## [Short task]
Copy the data below exactly.

## [The data]
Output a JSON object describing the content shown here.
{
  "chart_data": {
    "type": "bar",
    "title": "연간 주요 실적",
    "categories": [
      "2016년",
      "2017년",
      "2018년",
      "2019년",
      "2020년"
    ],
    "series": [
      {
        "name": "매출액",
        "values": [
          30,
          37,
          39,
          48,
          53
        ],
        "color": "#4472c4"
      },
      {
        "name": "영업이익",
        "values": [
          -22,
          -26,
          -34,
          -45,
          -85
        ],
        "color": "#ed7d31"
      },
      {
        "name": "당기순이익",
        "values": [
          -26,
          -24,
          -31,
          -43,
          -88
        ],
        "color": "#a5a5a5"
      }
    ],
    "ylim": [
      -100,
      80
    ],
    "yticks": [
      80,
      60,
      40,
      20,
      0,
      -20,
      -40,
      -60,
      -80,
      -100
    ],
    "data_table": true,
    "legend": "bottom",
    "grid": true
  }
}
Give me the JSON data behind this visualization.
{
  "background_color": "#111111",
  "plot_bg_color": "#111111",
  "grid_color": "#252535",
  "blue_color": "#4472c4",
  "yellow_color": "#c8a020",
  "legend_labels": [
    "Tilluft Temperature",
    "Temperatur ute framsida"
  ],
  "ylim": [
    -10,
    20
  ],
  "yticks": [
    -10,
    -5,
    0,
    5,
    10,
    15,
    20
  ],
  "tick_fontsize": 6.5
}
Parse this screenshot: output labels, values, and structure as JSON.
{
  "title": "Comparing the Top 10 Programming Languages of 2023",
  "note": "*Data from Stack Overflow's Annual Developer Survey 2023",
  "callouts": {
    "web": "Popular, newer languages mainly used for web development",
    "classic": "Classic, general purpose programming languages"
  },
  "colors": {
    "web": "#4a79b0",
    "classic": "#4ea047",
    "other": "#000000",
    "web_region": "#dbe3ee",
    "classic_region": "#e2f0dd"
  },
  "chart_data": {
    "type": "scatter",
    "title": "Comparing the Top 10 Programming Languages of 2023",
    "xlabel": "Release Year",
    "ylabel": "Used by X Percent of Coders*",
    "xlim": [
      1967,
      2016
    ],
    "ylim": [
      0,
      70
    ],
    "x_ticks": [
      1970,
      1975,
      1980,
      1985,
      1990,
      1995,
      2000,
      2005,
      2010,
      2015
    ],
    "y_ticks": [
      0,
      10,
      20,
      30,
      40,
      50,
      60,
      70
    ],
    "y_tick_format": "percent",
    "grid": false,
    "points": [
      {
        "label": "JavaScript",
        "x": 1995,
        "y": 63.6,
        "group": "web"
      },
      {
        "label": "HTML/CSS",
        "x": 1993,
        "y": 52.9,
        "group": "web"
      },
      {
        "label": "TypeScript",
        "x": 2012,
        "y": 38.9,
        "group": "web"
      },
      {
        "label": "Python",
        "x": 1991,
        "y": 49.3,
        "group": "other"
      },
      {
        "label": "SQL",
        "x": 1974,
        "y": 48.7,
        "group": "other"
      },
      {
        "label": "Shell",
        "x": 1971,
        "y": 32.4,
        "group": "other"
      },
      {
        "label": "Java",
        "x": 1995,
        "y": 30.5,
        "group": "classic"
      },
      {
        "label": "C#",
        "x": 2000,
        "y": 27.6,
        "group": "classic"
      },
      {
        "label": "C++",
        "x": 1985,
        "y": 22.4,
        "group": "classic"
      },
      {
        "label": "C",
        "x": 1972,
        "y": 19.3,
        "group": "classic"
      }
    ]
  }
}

## [The solution]
Output a JSON object describing the content shown here.
{
  "chart_data": {
    "type": "bar",
    "title": "연간 주요 실적",
    "categories": [
      "2016년",
      "2017년",
      "2018년",
      "2019년",
      "2020년"
    ],
    "series": [
      {
        "name": "매출액",
        "values": [
          30,
          37,
          39,
          48,
          53
        ],
        "color": "#4472c4"
      },
      {
        "name": "영업이익",
        "values": [
          -22,
          -26,
          -34,
          -45,
          -85
        ],
        "color": "#ed7d31"
      },
      {
        "name": "당기순이익",
        "values": [
          -26,
          -24,
          -31,
          -43,
          -88
        ],
        "color": "#a5a5a5"
      }
    ],
    "ylim": [
      -100,
      80
    ],
    "yticks": [
      80,
      60,
      40,
      20,
      0,
      -20,
      -40,
      -60,
      -80,
      -100
    ],
    "data_table": true,
    "legend": "bottom",
    "grid": true
  }
}
Give me the JSON data behind this visualization.
{
  "background_color": "#111111",
  "plot_bg_color": "#111111",
  "grid_color": "#252535",
  "blue_color": "#4472c4",
  "yellow_color": "#c8a020",
  "legend_labels": [
    "Tilluft Temperature",
    "Temperatur ute framsida"
  ],
  "ylim": [
    -10,
    20
  ],
  "yticks": [
    -10,
    -5,
    0,
    5,
    10,
    15,
    20
  ],
  "tick_fontsize": 6.5
}
Parse this screenshot: output labels, values, and structure as JSON.
{
  "title": "Comparing the Top 10 Programming Languages of 2023",
  "note": "*Data from Stack Overflow's Annual Developer Survey 2023",
  "callouts": {
    "web": "Popular, newer languages mainly used for web development",
    "classic": "Classic, general purpose programming languages"
  },
  "colors": {
    "web": "#4a79b0",
    "classic": "#4ea047",
    "other": "#000000",
    "web_region": "#dbe3ee",
    "classic_region": "#e2f0dd"
  },
  "chart_data": {
    "type": "scatter",
    "title": "Comparing the Top 10 Programming Languages of 2023",
    "xlabel": "Release Year",
    "ylabel": "Used by X Percent of Coders*",
    "xlim": [
      1967,
      2016
    ],
    "ylim": [
      0,
      70
    ],
    "x_ticks": [
      1970,
      1975,
      1980,
      1985,
      1990,
      1995,
      2000,
      2005,
      2010,
      2015
    ],
    "y_ticks": [
      0,
      10,
      20,
      30,
      40,
      50,
      60,
      70
    ],
    "y_tick_format": "percent",
    "grid": false,
    "points": [
      {
        "label": "JavaScript",
        "x": 1995,
        "y": 63.6,
        "group": "web"
      },
      {
        "label": "HTML/CSS",
        "x": 1993,
        "y": 52.9,
        "group": "web"
      },
      {
        "label": "TypeScript",
        "x": 2012,
        "y": 38.9,
        "group": "web"
      },
      {
        "label": "Python",
        "x": 1991,
        "y": 49.3,
        "group": "other"
      },
      {
        "label": "SQL",
        "x": 1974,
        "y": 48.7,
        "group": "other"
      },
      {
        "label": "Shell",
        "x": 1971,
        "y": 32.4,
        "group": "other"
      },
      {
        "label": "Java",
        "x": 1995,
        "y": 30.5,
        "group": "classic"
      },
      {
        "label": "C#",
        "x": 2000,
        "y": 27.6,
        "group": "classic"
      },
      {
        "label": "C++",
        "x": 1985,
        "y": 22.4,
        "group": "classic"
      },
      {
        "label": "C",
        "x": 1972,
        "y": 19.3,
        "group": "classic"
      }
    ]
  }
}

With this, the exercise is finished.